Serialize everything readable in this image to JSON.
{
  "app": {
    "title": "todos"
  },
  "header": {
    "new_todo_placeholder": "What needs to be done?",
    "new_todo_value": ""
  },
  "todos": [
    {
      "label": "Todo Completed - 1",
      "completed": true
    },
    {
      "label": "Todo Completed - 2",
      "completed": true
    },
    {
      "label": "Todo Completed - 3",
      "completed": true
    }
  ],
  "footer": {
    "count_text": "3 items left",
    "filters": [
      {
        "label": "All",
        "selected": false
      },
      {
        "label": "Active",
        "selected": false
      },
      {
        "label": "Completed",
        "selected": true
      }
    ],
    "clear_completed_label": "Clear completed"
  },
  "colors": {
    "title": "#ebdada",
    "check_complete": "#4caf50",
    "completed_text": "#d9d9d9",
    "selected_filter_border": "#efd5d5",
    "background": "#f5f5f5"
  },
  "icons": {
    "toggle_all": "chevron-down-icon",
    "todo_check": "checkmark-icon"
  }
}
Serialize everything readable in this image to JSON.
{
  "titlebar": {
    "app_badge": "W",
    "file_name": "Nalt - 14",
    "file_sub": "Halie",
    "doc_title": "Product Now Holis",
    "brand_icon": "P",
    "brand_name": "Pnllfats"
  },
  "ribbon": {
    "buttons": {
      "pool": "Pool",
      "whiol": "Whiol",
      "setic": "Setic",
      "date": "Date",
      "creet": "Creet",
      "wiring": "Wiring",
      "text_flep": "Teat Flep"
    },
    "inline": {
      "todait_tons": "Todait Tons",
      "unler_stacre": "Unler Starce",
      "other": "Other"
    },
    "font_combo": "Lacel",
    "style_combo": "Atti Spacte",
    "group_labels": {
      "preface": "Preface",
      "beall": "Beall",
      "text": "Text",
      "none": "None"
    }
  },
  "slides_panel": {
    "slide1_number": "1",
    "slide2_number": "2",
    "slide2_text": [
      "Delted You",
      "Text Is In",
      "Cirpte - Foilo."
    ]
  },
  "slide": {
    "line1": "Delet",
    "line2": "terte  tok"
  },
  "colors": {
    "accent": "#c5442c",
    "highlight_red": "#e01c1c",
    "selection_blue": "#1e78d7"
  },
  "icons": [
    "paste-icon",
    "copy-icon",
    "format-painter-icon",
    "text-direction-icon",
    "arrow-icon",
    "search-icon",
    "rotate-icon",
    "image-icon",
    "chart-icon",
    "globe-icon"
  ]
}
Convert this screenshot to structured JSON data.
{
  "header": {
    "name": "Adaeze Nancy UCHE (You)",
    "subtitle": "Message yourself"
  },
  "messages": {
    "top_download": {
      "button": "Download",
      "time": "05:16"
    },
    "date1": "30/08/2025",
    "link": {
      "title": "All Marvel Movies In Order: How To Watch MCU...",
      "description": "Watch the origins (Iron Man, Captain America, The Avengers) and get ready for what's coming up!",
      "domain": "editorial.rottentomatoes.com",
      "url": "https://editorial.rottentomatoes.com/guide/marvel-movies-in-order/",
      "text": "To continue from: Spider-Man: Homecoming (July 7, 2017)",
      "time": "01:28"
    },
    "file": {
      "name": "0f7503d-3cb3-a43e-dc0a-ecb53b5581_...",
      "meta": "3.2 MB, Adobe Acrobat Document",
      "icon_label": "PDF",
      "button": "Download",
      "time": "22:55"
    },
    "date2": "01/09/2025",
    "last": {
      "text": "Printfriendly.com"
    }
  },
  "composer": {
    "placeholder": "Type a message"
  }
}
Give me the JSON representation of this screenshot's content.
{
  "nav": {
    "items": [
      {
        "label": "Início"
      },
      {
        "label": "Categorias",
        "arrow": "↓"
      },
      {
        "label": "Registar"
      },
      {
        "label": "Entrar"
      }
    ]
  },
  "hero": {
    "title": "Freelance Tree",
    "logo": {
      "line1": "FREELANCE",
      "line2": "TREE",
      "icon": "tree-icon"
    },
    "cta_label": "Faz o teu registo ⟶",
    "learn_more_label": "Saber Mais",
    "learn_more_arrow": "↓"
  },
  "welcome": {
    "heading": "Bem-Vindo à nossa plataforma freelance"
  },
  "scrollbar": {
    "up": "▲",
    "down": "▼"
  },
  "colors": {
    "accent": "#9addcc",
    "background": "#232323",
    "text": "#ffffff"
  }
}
========================================================================
* **Request**:
Return all the data above once more, precisely as given.

* **Response**:
Serialize everything readable in this image to JSON.
{
  "app": {
    "title": "todos"
  },
  "header": {
    "new_todo_placeholder": "What needs to be done?",
    "new_todo_value": ""
  },
  "todos": [
    {
      "label": "Todo Completed - 1",
      "completed": true
    },
    {
      "label": "Todo Completed - 2",
      "completed": true
    },
    {
      "label": "Todo Completed - 3",
      "completed": true
    }
  ],
  "footer": {
    "count_text": "3 items left",
    "filters": [
      {
        "label": "All",
        "selected": false
      },
      {
        "label": "Active",
        "selected": false
      },
      {
        "label": "Completed",
        "selected": true
      }
    ],
    "clear_completed_label": "Clear completed"
  },
  "colors": {
    "title": "#ebdada",
    "check_complete": "#4caf50",
    "completed_text": "#d9d9d9",
    "selected_filter_border": "#efd5d5",
    "background": "#f5f5f5"
  },
  "icons": {
    "toggle_all": "chevron-down-icon",
    "todo_check": "checkmark-icon"
  }
}
Serialize everything readable in this image to JSON.
{
  "titlebar": {
    "app_badge": "W",
    "file_name": "Nalt - 14",
    "file_sub": "Halie",
    "doc_title": "Product Now Holis",
    "brand_icon": "P",
    "brand_name": "Pnllfats"
  },
  "ribbon": {
    "buttons": {
      "pool": "Pool",
      "whiol": "Whiol",
      "setic": "Setic",
      "date": "Date",
      "creet": "Creet",
      "wiring": "Wiring",
      "text_flep": "Teat Flep"
    },
    "inline": {
      "todait_tons": "Todait Tons",
      "unler_stacre": "Unler Starce",
      "other": "Other"
    },
    "font_combo": "Lacel",
    "style_combo": "Atti Spacte",
    "group_labels": {
      "preface": "Preface",
      "beall": "Beall",
      "text": "Text",
      "none": "None"
    }
  },
  "slides_panel": {
    "slide1_number": "1",
    "slide2_number": "2",
    "slide2_text": [
      "Delted You",
      "Text Is In",
      "Cirpte - Foilo."
    ]
  },
  "slide": {
    "line1": "Delet",
    "line2": "terte  tok"
  },
  "colors": {
    "accent": "#c5442c",
    "highlight_red": "#e01c1c",
    "selection_blue": "#1e78d7"
  },
  "icons": [
    "paste-icon",
    "copy-icon",
    "format-painter-icon",
    "text-direction-icon",
    "arrow-icon",
    "search-icon",
    "rotate-icon",
    "image-icon",
    "chart-icon",
    "globe-icon"
  ]
}
Convert this screenshot to structured JSON data.
{
  "header": {
    "name": "Adaeze Nancy UCHE (You)",
    "subtitle": "Message yourself"
  },
  "messages": {
    "top_download": {
      "button": "Download",
      "time": "05:16"
    },
    "date1": "30/08/2025",
    "link": {
      "title": "All Marvel Movies In Order: How To Watch MCU...",
      "description": "Watch the origins (Iron Man, Captain America, The Avengers) and get ready for what's coming up!",
      "domain": "editorial.rottentomatoes.com",
      "url": "https://editorial.rottentomatoes.com/guide/marvel-movies-in-order/",
      "text": "To continue from: Spider-Man: Homecoming (July 7, 2017)",
      "time": "01:28"
    },
    "file": {
      "name": "0f7503d-3cb3-a43e-dc0a-ecb53b5581_...",
      "meta": "3.2 MB, Adobe Acrobat Document",
      "icon_label": "PDF",
      "button": "Download",
      "time": "22:55"
    },
    "date2": "01/09/2025",
    "last": {
      "text": "Printfriendly.com"
    }
  },
  "composer": {
    "placeholder": "Type a message"
  }
}
Give me the JSON representation of this screenshot's content.
{
  "nav": {
    "items": [
      {
        "label": "Início"
      },
      {
        "label": "Categorias",
        "arrow": "↓"
      },
      {
        "label": "Registar"
      },
      {
        "label": "Entrar"
      }
    ]
  },
  "hero": {
    "title": "Freelance Tree",
    "logo": {
      "line1": "FREELANCE",
      "line2": "TREE",
      "icon": "tree-icon"
    },
    "cta_label": "Faz o teu registo ⟶",
    "learn_more_label": "Saber Mais",
    "learn_more_arrow": "↓"
  },
  "welcome": {
    "heading": "Bem-Vindo à nossa plataforma freelance"
  },
  "scrollbar": {
    "up": "▲",
    "down": "▼"
  },
  "colors": {
    "accent": "#9addcc",
    "background": "#232323",
    "text": "#ffffff"
  }
}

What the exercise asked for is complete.